**WORK REQUIRED**
Write down each entry again, exactly as it reads.

**DATA FOR THIS TASK**
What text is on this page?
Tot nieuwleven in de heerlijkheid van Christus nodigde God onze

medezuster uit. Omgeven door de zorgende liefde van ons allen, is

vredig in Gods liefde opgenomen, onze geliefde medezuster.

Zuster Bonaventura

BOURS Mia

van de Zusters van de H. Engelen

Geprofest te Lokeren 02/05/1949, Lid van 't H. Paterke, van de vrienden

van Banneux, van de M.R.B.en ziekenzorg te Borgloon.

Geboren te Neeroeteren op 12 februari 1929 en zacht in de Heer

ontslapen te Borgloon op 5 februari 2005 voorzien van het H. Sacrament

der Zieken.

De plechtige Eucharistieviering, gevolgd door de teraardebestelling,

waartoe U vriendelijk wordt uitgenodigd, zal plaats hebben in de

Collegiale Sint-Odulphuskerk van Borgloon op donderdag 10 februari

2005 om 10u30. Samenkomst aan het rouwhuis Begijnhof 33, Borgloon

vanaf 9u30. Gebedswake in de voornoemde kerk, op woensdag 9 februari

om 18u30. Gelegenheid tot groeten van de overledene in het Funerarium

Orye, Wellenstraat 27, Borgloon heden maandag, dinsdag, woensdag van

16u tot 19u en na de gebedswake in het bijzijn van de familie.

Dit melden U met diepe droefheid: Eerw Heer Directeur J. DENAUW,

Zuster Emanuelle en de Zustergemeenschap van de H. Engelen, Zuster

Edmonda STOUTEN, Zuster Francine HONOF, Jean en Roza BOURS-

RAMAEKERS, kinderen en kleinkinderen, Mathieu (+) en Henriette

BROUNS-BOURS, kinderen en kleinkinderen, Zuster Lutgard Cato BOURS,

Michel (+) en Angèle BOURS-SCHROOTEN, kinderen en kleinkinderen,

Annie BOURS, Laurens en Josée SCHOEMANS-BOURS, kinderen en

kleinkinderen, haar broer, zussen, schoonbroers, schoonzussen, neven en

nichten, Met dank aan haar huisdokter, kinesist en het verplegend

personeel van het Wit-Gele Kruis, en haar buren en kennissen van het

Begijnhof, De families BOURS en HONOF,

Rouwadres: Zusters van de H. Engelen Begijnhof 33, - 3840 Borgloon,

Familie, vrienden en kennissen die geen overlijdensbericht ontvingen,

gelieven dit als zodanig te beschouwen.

**OUTPUT BELOW**
What text is on this page?
Tot nieuwleven in de heerlijkheid van Christus nodigde God onze

medezuster uit. Omgeven door de zorgende liefde van ons allen, is

vredig in Gods liefde opgenomen, onze geliefde medezuster.

Zuster Bonaventura

BOURS Mia

van de Zusters van de H. Engelen

Geprofest te Lokeren 02/05/1949, Lid van 't H. Paterke, van de vrienden

van Banneux, van de M.R.B.en ziekenzorg te Borgloon.

Geboren te Neeroeteren op 12 februari 1929 en zacht in de Heer

ontslapen te Borgloon op 5 februari 2005 voorzien van het H. Sacrament

der Zieken.

De plechtige Eucharistieviering, gevolgd door de teraardebestelling,

waartoe U vriendelijk wordt uitgenodigd, zal plaats hebben in de

Collegiale Sint-Odulphuskerk van Borgloon op donderdag 10 februari

2005 om 10u30. Samenkomst aan het rouwhuis Begijnhof 33, Borgloon

vanaf 9u30. Gebedswake in de voornoemde kerk, op woensdag 9 februari

om 18u30. Gelegenheid tot groeten van de overledene in het Funerarium

Orye, Wellenstraat 27, Borgloon heden maandag, dinsdag, woensdag van

16u tot 19u en na de gebedswake in het bijzijn van de familie.

Dit melden U met diepe droefheid: Eerw Heer Directeur J. DENAUW,

Zuster Emanuelle en de Zustergemeenschap van de H. Engelen, Zuster

Edmonda STOUTEN, Zuster Francine HONOF, Jean en Roza BOURS-

RAMAEKERS, kinderen en kleinkinderen, Mathieu (+) en Henriette

BROUNS-BOURS, kinderen en kleinkinderen, Zuster Lutgard Cato BOURS,

Michel (+) en Angèle BOURS-SCHROOTEN, kinderen en kleinkinderen,

Annie BOURS, Laurens en Josée SCHOEMANS-BOURS, kinderen en

kleinkinderen, haar broer, zussen, schoonbroers, schoonzussen, neven en

nichten, Met dank aan haar huisdokter, kinesist en het verplegend

personeel van het Wit-Gele Kruis, en haar buren en kennissen van het

Begijnhof, De families BOURS en HONOF,

Rouwadres: Zusters van de H. Engelen Begijnhof 33, - 3840 Borgloon,

Familie, vrienden en kennissen die geen overlijdensbericht ontvingen,

gelieven dit als zodanig te beschouwen.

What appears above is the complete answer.